▸ 待审文段
+++++
相关的论文内容已经做好分类了，我也不在这里说了，直接上一个链接吧，在第八页有，以后有时间可以读读

【腾讯文档】模糊测试技术进展报告_文明 https://docs.qq.com/slide/DSVZNY3p0am13RE1V

预处理器（Processor）

主要进行两件事，程序插装、选择初始种子

程序插桩

• 分为动态插装 和 静态插装
• 可以对程序的分支进行插装，记录分支的覆盖情况。但是同时有些技术会引起路径冲突，CollAFL [S&P 2018] 提出路径敏感的哈希方法，来记录路径覆盖信息，如此可以解决路径冲突的问题
• 还可以通过对程序的指定的关键信息进行插装，进行定向模糊测试

选择初始种子（Seed Selection）

通过一些算法去尽可能减小初始种子池（seed pool），选择最大覆盖率的最小种子集。

种子修剪（Seed Trimming）

更小的种子可能会有更小的内存消耗，产生更加全面的效果。所以有些Fuzzer会选择调高小种子的优先级。

准备驱动程序（Preparing a Driver Application）

要让Fuzzer能够成功调用PUT，需要在开始之前自己手写一个驱动。

调度器（Scheduler）

Fuzz Configuration Scheduling(FCS) Algorithm: 在此区分黑灰白盒，

在模糊测试中，调度指选择一组合适的测试参数来开展下一轮测试迭代。BFF和AFLFast成功的关键在于他们创新的调度算法。
+++++
▸ 所给数据

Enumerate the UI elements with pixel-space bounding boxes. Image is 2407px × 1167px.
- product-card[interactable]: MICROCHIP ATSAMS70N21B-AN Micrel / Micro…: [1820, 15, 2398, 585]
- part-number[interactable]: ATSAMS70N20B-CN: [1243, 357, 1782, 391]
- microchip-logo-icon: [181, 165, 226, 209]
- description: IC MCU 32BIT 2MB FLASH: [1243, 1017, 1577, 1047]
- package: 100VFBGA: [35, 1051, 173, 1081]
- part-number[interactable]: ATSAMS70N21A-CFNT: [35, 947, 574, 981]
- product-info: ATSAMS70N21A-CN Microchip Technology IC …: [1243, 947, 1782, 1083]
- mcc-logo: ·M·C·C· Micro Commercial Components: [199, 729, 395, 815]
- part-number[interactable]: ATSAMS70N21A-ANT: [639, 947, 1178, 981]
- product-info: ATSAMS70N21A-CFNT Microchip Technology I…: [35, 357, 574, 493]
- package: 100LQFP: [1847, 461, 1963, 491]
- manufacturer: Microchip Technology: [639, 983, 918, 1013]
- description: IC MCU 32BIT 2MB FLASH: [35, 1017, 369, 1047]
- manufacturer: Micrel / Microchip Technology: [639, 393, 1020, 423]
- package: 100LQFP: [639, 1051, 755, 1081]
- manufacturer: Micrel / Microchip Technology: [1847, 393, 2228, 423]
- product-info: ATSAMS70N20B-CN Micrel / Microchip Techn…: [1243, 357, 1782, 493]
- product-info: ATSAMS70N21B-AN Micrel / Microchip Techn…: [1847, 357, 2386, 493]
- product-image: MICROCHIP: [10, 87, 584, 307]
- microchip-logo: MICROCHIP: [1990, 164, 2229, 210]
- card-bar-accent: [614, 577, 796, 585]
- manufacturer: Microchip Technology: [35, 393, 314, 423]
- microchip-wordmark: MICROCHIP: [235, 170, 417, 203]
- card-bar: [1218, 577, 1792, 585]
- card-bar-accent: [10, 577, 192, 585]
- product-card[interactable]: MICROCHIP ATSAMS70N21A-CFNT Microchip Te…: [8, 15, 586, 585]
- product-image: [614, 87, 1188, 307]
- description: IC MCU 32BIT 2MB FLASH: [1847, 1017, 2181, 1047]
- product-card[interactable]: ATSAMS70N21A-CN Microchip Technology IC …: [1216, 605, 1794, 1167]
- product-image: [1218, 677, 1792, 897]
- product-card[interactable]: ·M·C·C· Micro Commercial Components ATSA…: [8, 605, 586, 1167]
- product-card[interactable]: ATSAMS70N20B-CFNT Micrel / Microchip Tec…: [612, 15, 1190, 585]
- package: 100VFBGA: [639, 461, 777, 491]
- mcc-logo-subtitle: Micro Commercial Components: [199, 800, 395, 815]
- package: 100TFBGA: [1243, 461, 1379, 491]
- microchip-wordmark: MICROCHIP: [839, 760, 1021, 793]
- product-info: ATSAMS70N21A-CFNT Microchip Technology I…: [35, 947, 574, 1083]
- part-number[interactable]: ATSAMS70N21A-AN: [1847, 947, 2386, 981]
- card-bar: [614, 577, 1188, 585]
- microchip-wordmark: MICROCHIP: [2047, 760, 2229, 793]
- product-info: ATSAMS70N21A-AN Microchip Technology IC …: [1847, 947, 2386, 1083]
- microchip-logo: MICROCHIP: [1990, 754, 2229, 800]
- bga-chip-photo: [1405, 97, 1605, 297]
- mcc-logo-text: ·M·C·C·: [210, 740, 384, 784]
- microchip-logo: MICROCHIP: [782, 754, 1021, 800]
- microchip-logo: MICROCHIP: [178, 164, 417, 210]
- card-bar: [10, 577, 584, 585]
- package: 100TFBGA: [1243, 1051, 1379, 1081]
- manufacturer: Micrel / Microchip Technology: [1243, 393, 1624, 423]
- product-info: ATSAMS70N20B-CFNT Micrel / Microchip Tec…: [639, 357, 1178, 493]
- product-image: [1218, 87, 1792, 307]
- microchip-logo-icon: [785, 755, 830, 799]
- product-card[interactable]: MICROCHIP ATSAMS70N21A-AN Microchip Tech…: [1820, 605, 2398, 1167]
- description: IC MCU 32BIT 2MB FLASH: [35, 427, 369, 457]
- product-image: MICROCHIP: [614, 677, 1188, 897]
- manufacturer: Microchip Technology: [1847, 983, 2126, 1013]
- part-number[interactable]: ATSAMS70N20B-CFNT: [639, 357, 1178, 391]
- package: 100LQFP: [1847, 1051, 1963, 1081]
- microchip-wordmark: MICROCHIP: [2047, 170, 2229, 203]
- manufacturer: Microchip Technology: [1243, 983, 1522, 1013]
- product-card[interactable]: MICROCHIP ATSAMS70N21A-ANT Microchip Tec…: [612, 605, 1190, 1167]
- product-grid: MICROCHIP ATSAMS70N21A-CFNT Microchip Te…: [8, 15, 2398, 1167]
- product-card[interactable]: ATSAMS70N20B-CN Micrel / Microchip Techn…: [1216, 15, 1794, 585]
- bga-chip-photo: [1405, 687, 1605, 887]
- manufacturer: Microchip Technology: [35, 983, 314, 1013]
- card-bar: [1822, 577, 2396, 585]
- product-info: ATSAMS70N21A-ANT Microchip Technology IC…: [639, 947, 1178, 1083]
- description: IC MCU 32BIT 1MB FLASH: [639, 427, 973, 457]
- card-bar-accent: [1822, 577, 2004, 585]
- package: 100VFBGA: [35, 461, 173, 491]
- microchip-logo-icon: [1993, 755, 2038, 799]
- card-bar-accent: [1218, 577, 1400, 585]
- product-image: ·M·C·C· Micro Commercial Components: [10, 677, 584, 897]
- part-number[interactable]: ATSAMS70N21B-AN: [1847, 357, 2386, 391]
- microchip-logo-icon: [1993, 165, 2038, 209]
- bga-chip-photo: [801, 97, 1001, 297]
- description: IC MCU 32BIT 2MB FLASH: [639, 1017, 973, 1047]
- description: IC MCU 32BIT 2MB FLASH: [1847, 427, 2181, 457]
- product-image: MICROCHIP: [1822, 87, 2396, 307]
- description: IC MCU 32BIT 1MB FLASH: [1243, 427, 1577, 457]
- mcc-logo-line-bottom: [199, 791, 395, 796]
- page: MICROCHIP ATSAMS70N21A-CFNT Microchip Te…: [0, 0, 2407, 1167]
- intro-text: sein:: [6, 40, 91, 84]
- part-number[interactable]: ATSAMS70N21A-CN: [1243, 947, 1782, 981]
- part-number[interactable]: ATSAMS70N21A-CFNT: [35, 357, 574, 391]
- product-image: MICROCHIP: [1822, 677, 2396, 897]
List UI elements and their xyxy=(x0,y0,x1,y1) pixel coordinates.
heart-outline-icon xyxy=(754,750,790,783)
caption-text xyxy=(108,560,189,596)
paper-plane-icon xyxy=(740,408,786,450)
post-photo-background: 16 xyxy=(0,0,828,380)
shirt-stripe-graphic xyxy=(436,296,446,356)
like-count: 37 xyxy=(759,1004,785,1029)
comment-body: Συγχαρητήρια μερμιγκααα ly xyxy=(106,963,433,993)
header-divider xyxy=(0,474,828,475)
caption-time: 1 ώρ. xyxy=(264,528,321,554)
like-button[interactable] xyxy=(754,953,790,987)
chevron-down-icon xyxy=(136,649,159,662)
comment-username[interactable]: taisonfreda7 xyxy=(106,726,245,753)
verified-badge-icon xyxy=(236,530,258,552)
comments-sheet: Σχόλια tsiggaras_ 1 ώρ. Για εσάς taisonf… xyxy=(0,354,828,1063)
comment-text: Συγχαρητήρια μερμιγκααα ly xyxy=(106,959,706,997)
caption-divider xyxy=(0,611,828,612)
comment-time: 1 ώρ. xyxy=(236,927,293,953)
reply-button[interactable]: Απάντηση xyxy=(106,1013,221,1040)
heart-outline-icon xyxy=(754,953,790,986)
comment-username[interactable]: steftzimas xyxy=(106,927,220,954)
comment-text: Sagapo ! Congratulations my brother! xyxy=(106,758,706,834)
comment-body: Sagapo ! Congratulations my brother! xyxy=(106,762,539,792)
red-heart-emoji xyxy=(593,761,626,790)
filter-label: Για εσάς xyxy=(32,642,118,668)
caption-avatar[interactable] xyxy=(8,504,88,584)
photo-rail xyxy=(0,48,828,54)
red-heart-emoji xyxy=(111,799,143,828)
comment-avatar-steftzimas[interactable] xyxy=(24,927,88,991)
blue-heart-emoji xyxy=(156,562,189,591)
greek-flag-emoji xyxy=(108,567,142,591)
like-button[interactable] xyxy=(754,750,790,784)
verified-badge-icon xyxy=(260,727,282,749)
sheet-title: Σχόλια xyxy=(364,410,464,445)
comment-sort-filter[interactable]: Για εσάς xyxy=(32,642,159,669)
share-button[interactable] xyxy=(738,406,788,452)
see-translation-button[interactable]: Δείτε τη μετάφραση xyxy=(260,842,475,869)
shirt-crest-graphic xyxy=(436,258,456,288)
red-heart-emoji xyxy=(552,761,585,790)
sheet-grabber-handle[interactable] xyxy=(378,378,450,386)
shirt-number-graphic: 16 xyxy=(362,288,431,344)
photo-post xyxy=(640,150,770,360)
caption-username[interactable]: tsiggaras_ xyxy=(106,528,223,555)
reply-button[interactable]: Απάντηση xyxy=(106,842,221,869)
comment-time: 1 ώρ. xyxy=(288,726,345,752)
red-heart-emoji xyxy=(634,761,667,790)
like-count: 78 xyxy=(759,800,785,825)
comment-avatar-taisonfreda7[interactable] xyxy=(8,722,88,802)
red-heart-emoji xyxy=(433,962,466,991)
+++++
▸ 操作要求
请从最后一句之后接着续写上方这篇关于模糊测试的文章。

▸ 你的回答
模糊测试中，动态的添加与删除种子库中的种子，是探索程序不同状态，以保障测试有效性的关键。

种子生成器（Input Generator）

随机生成（Random-based Generator）

随机生成字符串、数字，进行测试，这样具有一定的盲目性，比较难获得有效的结果

基于模型生成（Model-based Generator）

• 基于语法生成：Zest [ISSTA 2019] 生成满足语法语义的JavaScript/XML
• 基于协议生成：T-Fuzz [ICST 2014] 生成满足网络协议的输入
• 基于预定义模型：内核模糊测试通常以系统调用模板的形式定义输入模型，例如参数数量与类型
• 基于编码模型：当检测某些类型文件的解码器的时候，可以通过稍稍变异已有的编码器来生成变异输出

基于变异生成（Mutation-based Generator）

• 比特翻转：直接翻转固定数量的比特 AFL/HongGFuzz/SymFuzz[S&P 2015]
• 算数变异：将选定的字节序列视为整数，然后对该值执行简单的算术运算
• 基于块的变异：块，指二进制种子的一个序列。通过对块的增删位移进行变异。
• 基于字典的变异：定义一组可能具有语义意义的预定义值用于变异LibFuzzer

种子评价器（Input Evaluator）

判断种子是否触发漏洞

这里用到了Bug Oracle的概念，把违反安全规定的行为定义为，程序因为一个危险信号而终止。

需要注意的是，bug与crash不是一一对应的关系，有的bug可能不会产生crash，有的bug代码可能离crash处很远，有的不同的bug可能产生相同的crash，这都是可能造成判定种子的失误。可能出现的crash类型大致有以下

内存与类型安全 Memory and Type Safety

• 空间上的内存安全错误——在指针的作用域外取消了指针的指向
• 时间上的内存安全错误——在指针已经失效后重新引用指针

未定义行为 Undefined Behaviors

输入验证漏洞 Input Validation

语义差异漏洞 Sematic Difference

分流 Triage

这个词我也不知道怎么翻译，就先这样写着吧，Triage是指分析以及上报违反安全规则的行为的测试用例的过程。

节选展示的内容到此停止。